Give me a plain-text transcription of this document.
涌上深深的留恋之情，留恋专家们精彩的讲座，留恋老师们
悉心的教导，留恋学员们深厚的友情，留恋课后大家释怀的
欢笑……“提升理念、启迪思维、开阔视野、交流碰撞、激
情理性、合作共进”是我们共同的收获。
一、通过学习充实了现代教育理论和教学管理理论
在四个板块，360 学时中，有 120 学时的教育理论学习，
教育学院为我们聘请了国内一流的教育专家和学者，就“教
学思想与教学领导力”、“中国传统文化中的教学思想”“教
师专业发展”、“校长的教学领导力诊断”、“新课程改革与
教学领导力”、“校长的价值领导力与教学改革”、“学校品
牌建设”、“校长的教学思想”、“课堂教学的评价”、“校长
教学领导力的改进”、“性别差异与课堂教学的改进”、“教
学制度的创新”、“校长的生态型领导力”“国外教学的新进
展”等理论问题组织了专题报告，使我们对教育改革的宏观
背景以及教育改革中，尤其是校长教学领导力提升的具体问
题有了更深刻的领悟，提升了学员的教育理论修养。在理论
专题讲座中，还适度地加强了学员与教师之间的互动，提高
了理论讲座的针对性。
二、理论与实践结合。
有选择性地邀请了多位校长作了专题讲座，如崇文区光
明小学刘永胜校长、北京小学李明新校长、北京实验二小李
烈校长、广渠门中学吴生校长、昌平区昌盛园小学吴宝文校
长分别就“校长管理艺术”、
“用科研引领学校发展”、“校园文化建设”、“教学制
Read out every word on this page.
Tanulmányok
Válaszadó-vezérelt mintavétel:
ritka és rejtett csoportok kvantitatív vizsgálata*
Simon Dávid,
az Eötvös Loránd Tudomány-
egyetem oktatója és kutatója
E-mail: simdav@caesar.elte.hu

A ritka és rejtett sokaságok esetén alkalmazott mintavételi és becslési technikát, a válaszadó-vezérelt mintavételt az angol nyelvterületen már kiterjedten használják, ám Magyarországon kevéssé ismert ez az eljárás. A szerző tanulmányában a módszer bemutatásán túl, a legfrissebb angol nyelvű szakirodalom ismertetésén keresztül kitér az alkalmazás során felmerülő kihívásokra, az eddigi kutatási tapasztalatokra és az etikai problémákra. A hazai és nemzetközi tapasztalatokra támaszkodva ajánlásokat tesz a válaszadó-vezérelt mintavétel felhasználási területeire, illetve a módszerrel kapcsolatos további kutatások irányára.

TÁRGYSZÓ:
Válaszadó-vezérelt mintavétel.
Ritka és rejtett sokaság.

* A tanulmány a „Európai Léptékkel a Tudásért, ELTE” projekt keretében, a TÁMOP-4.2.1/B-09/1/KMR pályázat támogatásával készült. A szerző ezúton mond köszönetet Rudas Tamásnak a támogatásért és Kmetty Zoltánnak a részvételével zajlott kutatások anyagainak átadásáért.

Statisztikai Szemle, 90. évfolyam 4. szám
+ + + + +
→ **GOAL OF THE EXERCISE**
Sift through the entries and copy every line with "rejtett".

→ **SOLUTION FOR THIS EXERCISE**
ritka és rejtett csoportok kvantitatív vizsgálata*
A ritka és rejtett sokaságok esetén alkalmazott mintavételi és becslési technikát, a válaszadó-vezérelt mintavételt az angol nyelvterületen már kiterjedten használják, ám Magyarországon kevéssé ismert ez az eljárás. A szerző tanulmányában a módszer bemutatásán túl, a legfrissebb angol nyelvű szakirodalom ismertetésén keresztül kitér az alkalmazás során felmerülő kihívásokra, az eddigi kutatási tapasztalatokra és az etikai problémákra. A hazai és nemzetközi tapasztalatokra támaszkodva ajánlásokat tesz a válaszadó-vezérelt mintavétel felhasználási területeire, illetve a módszerrel kapcsolatos további kutatások irányára.
Ritka és rejtett sokaság.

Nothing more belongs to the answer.